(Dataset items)
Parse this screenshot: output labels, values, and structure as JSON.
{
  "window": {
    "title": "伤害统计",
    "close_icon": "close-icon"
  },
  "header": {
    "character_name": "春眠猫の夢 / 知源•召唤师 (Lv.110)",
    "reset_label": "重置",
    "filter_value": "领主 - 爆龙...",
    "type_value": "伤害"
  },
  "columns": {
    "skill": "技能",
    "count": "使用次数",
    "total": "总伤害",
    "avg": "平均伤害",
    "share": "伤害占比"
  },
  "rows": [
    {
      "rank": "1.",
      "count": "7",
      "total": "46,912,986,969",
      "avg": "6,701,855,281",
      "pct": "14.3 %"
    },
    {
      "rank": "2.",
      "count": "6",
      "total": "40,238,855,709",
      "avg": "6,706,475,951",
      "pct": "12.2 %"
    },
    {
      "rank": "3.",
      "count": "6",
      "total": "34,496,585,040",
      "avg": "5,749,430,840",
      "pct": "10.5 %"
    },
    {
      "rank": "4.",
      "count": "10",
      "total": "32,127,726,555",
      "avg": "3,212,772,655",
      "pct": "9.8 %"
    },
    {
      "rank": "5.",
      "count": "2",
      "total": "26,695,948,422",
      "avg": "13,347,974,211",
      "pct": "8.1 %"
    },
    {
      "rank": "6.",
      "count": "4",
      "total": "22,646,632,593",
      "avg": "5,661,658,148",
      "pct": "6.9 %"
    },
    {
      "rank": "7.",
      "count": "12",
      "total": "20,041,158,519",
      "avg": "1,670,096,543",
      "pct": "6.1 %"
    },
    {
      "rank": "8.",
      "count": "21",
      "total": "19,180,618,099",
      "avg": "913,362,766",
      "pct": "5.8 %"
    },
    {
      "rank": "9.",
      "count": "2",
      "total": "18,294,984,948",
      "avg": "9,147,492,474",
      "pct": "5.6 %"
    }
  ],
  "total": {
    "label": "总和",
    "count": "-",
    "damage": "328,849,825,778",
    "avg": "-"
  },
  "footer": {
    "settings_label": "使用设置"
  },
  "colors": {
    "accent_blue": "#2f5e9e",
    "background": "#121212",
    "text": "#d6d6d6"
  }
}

_Exercise_. Using the listing above, retype each line exactly.

_Exercise solution_.
Parse this screenshot: output labels, values, and structure as JSON.
{
  "window": {
    "title": "伤害统计",
    "close_icon": "close-icon"
  },
  "header": {
    "character_name": "春眠猫の夢 / 知源•召唤师 (Lv.110)",
    "reset_label": "重置",
    "filter_value": "领主 - 爆龙...",
    "type_value": "伤害"
  },
  "columns": {
    "skill": "技能",
    "count": "使用次数",
    "total": "总伤害",
    "avg": "平均伤害",
    "share": "伤害占比"
  },
  "rows": [
    {
      "rank": "1.",
      "count": "7",
      "total": "46,912,986,969",
      "avg": "6,701,855,281",
      "pct": "14.3 %"
    },
    {
      "rank": "2.",
      "count": "6",
      "total": "40,238,855,709",
      "avg": "6,706,475,951",
      "pct": "12.2 %"
    },
    {
      "rank": "3.",
      "count": "6",
      "total": "34,496,585,040",
      "avg": "5,749,430,840",
      "pct": "10.5 %"
    },
    {
      "rank": "4.",
      "count": "10",
      "total": "32,127,726,555",
      "avg": "3,212,772,655",
      "pct": "9.8 %"
    },
    {
      "rank": "5.",
      "count": "2",
      "total": "26,695,948,422",
      "avg": "13,347,974,211",
      "pct": "8.1 %"
    },
    {
      "rank": "6.",
      "count": "4",
      "total": "22,646,632,593",
      "avg": "5,661,658,148",
      "pct": "6.9 %"
    },
    {
      "rank": "7.",
      "count": "12",
      "total": "20,041,158,519",
      "avg": "1,670,096,543",
      "pct": "6.1 %"
    },
    {
      "rank": "8.",
      "count": "21",
      "total": "19,180,618,099",
      "avg": "913,362,766",
      "pct": "5.8 %"
    },
    {
      "rank": "9.",
      "count": "2",
      "total": "18,294,984,948",
      "avg": "9,147,492,474",
      "pct": "5.6 %"
    }
  ],
  "total": {
    "label": "总和",
    "count": "-",
    "damage": "328,849,825,778",
    "avg": "-"
  },
  "footer": {
    "settings_label": "使用设置"
  },
  "colors": {
    "accent_blue": "#2f5e9e",
    "background": "#121212",
    "text": "#d6d6d6"
  }
}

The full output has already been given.